* TEXTO APRESENTADO:
"""
De formato retangular, orientação vertical, uma trama em tecelagem manual, ponto simples, em que prevalece o fundo preto com pequenos pontos, cor branca, que aos poucos crescem em tamanho. A seguir, há um trecho com linhas pretas e brancas, verticais e paralelas, e uma última parte em que prevalece um fundo branco, com pontos, cor preta. Na base, um pequeno trecho de trama, cor branca, com pequenas linhas penduradas em toda a extensão. Há um fio branco, curto, à esquerda, próximo ao topo; abaixo e à esquerda, há longos fios, cor preta, e médios, cor branca; à direita, no alto, dois fios, cor preta; na lateral, próximo à base, fios brancos de tamanhos variados.
Mostruários, 2020
Série de tapeçarias. Algodão, lã 100% e lã acrílica. 15 x 25cm aproximadamente (cada). Fotografias da exposição: Eduardo Hargreaves.
De formato retangular, orientação vertical, uma trama em tecelagem manual, ponto simples,  bem fechado, cor branca, com um círculo feito da própria trama, de linha preta, no centro, sendo que seu contorno apresenta as irregularidades da geometria dos pontos. A base está inacabada e há uma linha branca suspensa, em cada ponta; duas linhas curtas ao alto; e duas longas abaixo. Ainda na base os fios revelam o processo de feitura, entre uma sequência de torções do fio perpassa uma das linhas.
Mostruários, 2020
Série de tapeçarias. Algodão, lã 100% e lã acrílica. 15 x 25cm aproximadamente (cada). Fotografias da exposição: Eduardo Hargreaves.
"""
* SEÇÃO DE DADOS:
"""
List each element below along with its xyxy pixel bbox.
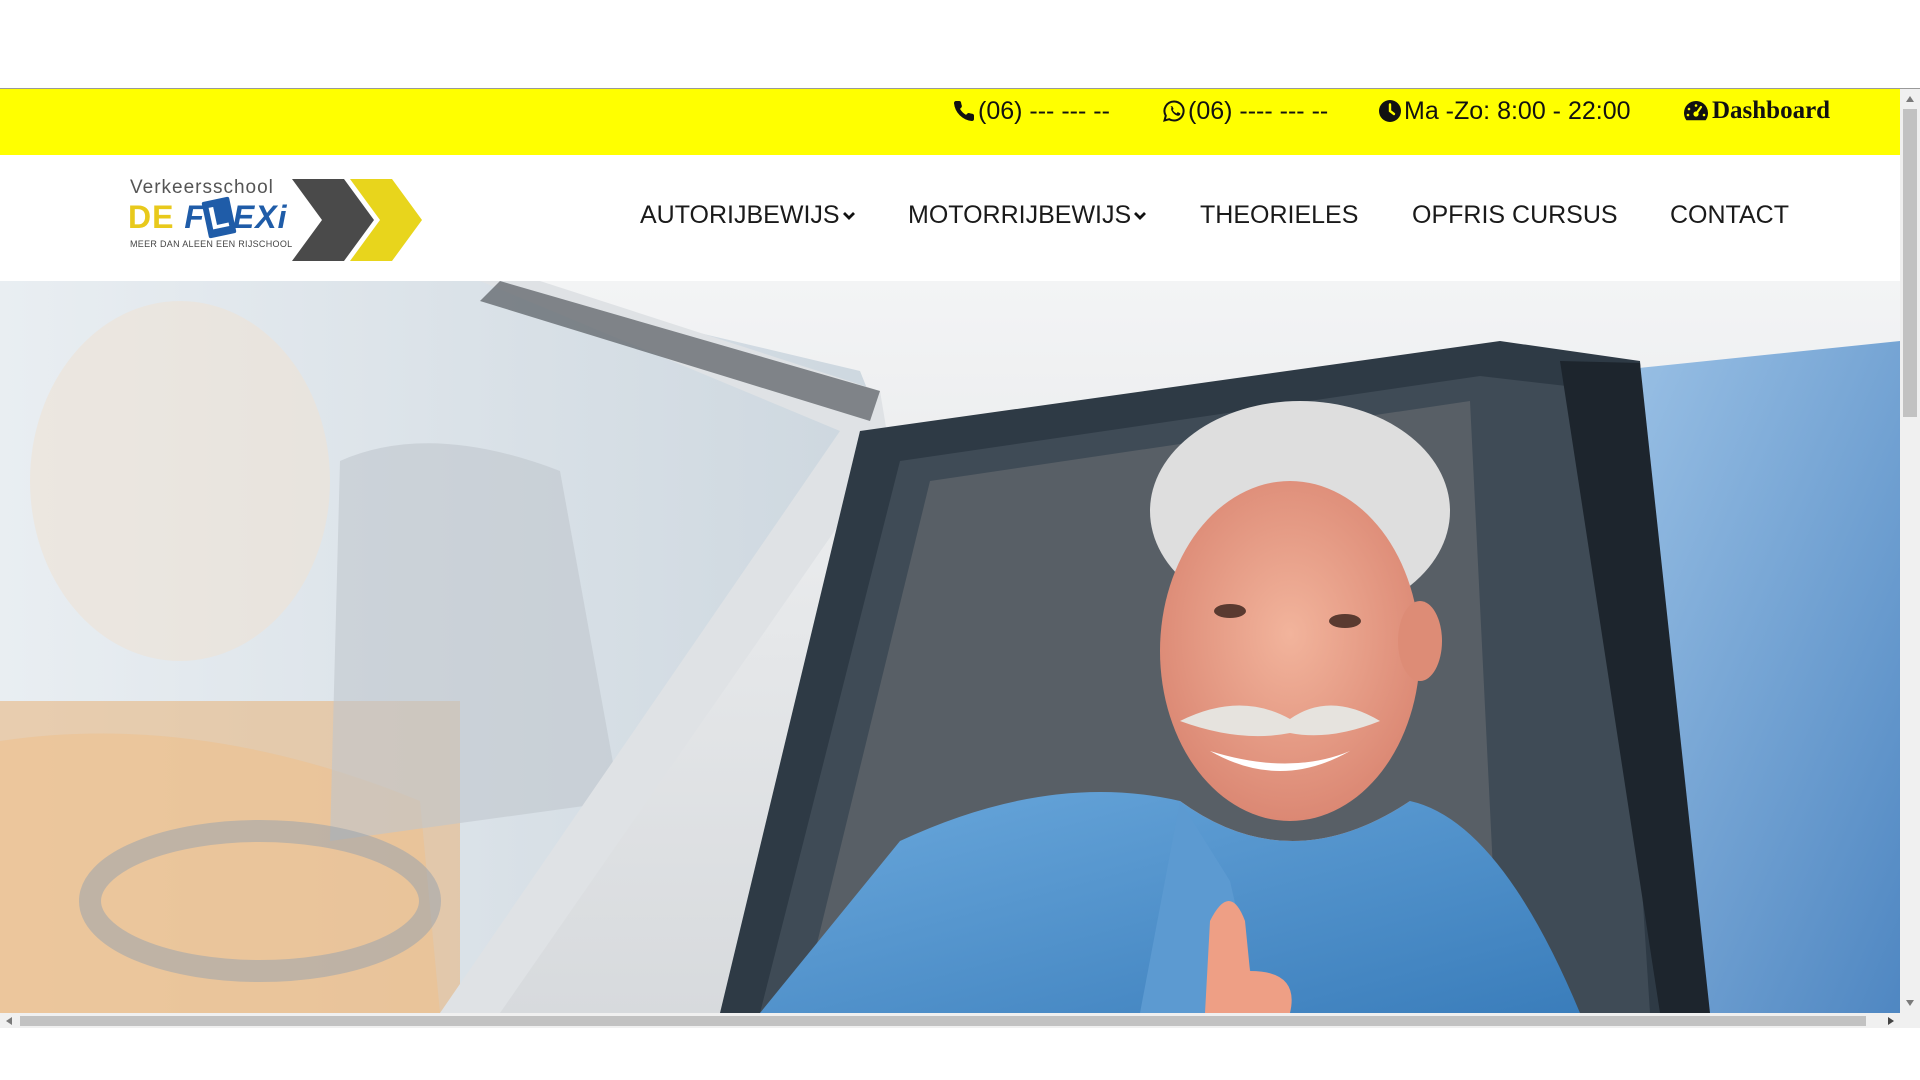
"""
* INSTRUÇÃO DADA: Dê continuidade à descrição das tapeçarias da série Mostruários, começando logo após a última frase mostrada.

* RESULTADO DO EXERCÍCIO:
De formato retangular, orientação vertical, uma trama com uma série de losangos, de contornos, cor preta, com variações de tamanho do padrão diamante dentro, na parte inferior os losangos se tornam menores, tanto o topo quanto a base revelam a linha preta laçando a linha branca, que vai e vem, horizontalmente. Há vários fios pendurados nos cantos: um branco acima e à esquerda; um branco e um preto, acima e à direita; um preto e três brancos, sendo um deles mais longo, à esquerda e abaixo, e, por fim, um branco à direita e abaixo.
Mostruários, 2020
Série de tapeçarias. Algodão, lã 100% e lã acrílica. 15 x 25cm aproximadamente (cada). Fotografias da exposição: Eduardo Hargreaves.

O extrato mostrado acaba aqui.